● **Stored rows**:
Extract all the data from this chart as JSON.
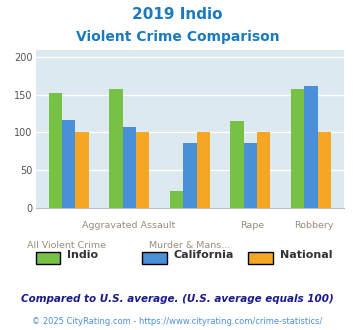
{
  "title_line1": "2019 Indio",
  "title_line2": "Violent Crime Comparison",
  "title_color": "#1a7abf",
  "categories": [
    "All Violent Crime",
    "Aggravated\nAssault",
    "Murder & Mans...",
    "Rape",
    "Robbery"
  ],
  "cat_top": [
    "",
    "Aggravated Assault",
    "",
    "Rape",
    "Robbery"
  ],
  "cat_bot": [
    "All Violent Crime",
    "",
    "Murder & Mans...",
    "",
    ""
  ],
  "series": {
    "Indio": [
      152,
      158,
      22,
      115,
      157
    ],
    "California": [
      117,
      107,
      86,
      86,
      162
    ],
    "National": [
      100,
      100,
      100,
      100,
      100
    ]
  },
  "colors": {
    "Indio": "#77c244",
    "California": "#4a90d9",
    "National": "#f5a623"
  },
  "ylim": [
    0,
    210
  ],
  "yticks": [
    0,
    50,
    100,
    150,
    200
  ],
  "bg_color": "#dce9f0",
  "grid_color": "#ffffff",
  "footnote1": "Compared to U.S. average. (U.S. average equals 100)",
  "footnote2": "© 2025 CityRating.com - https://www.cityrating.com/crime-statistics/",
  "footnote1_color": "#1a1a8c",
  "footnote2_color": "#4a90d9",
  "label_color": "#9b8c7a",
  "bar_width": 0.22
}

● **Exercise**: Write out the full set of lines verbatim, without the pictures.

● **Response to the task**:
Extract all the data from this chart as JSON.
{
  "title_line1": "2019 Indio",
  "title_line2": "Violent Crime Comparison",
  "title_color": "#1a7abf",
  "categories": [
    "All Violent Crime",
    "Aggravated\nAssault",
    "Murder & Mans...",
    "Rape",
    "Robbery"
  ],
  "cat_top": [
    "",
    "Aggravated Assault",
    "",
    "Rape",
    "Robbery"
  ],
  "cat_bot": [
    "All Violent Crime",
    "",
    "Murder & Mans...",
    "",
    ""
  ],
  "series": {
    "Indio": [
      152,
      158,
      22,
      115,
      157
    ],
    "California": [
      117,
      107,
      86,
      86,
      162
    ],
    "National": [
      100,
      100,
      100,
      100,
      100
    ]
  },
  "colors": {
    "Indio": "#77c244",
    "California": "#4a90d9",
    "National": "#f5a623"
  },
  "ylim": [
    0,
    210
  ],
  "yticks": [
    0,
    50,
    100,
    150,
    200
  ],
  "bg_color": "#dce9f0",
  "grid_color": "#ffffff",
  "footnote1": "Compared to U.S. average. (U.S. average equals 100)",
  "footnote2": "© 2025 CityRating.com - https://www.cityrating.com/crime-statistics/",
  "footnote1_color": "#1a1a8c",
  "footnote2_color": "#4a90d9",
  "label_color": "#9b8c7a",
  "bar_width": 0.22
}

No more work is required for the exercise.